> _Work to complete_: Copy each of the entries below faithfully, setting aside any pictures.
= = = = = = =
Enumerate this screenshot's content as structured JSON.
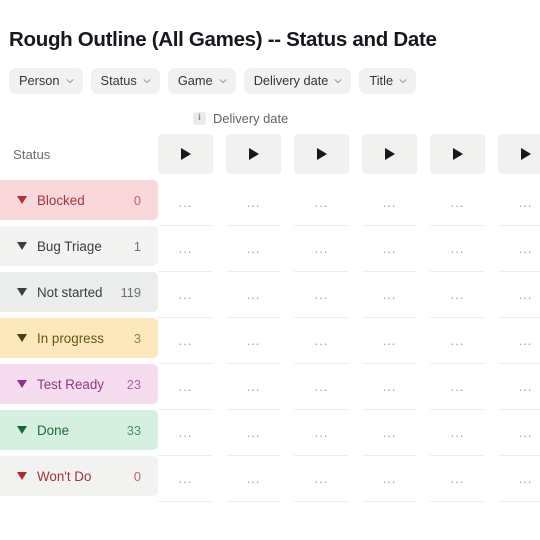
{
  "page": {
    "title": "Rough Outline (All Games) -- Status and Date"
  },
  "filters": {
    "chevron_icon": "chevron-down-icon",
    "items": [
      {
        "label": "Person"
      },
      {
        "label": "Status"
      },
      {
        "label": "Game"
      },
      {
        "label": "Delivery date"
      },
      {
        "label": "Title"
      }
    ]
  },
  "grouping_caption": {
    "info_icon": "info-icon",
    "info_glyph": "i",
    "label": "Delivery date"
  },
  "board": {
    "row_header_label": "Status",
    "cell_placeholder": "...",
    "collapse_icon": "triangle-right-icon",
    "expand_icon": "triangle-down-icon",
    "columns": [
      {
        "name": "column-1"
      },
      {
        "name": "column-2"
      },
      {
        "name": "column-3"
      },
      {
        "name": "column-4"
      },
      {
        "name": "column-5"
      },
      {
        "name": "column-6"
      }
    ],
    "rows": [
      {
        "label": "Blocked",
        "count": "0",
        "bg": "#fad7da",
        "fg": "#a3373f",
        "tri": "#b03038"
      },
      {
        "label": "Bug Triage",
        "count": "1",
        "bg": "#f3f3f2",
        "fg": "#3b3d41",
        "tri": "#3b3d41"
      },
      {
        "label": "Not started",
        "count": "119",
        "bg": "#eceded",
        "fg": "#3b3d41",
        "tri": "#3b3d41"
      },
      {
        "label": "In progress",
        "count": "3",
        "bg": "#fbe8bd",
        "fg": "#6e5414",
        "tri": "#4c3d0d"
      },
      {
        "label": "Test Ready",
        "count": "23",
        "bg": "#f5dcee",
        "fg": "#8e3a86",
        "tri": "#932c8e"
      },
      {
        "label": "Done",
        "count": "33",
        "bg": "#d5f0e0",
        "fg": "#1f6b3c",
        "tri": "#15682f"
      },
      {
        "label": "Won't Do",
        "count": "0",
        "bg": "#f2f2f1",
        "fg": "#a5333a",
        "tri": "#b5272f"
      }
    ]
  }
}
= = = = = = =
> _The completed task_:
Enumerate this screenshot's content as structured JSON.
{
  "page": {
    "title": "Rough Outline (All Games) -- Status and Date"
  },
  "filters": {
    "chevron_icon": "chevron-down-icon",
    "items": [
      {
        "label": "Person"
      },
      {
        "label": "Status"
      },
      {
        "label": "Game"
      },
      {
        "label": "Delivery date"
      },
      {
        "label": "Title"
      }
    ]
  },
  "grouping_caption": {
    "info_icon": "info-icon",
    "info_glyph": "i",
    "label": "Delivery date"
  },
  "board": {
    "row_header_label": "Status",
    "cell_placeholder": "...",
    "collapse_icon": "triangle-right-icon",
    "expand_icon": "triangle-down-icon",
    "columns": [
      {
        "name": "column-1"
      },
      {
        "name": "column-2"
      },
      {
        "name": "column-3"
      },
      {
        "name": "column-4"
      },
      {
        "name": "column-5"
      },
      {
        "name": "column-6"
      }
    ],
    "rows": [
      {
        "label": "Blocked",
        "count": "0",
        "bg": "#fad7da",
        "fg": "#a3373f",
        "tri": "#b03038"
      },
      {
        "label": "Bug Triage",
        "count": "1",
        "bg": "#f3f3f2",
        "fg": "#3b3d41",
        "tri": "#3b3d41"
      },
      {
        "label": "Not started",
        "count": "119",
        "bg": "#eceded",
        "fg": "#3b3d41",
        "tri": "#3b3d41"
      },
      {
        "label": "In progress",
        "count": "3",
        "bg": "#fbe8bd",
        "fg": "#6e5414",
        "tri": "#4c3d0d"
      },
      {
        "label": "Test Ready",
        "count": "23",
        "bg": "#f5dcee",
        "fg": "#8e3a86",
        "tri": "#932c8e"
      },
      {
        "label": "Done",
        "count": "33",
        "bg": "#d5f0e0",
        "fg": "#1f6b3c",
        "tri": "#15682f"
      },
      {
        "label": "Won't Do",
        "count": "0",
        "bg": "#f2f2f1",
        "fg": "#a5333a",
        "tri": "#b5272f"
      }
    ]
  }
}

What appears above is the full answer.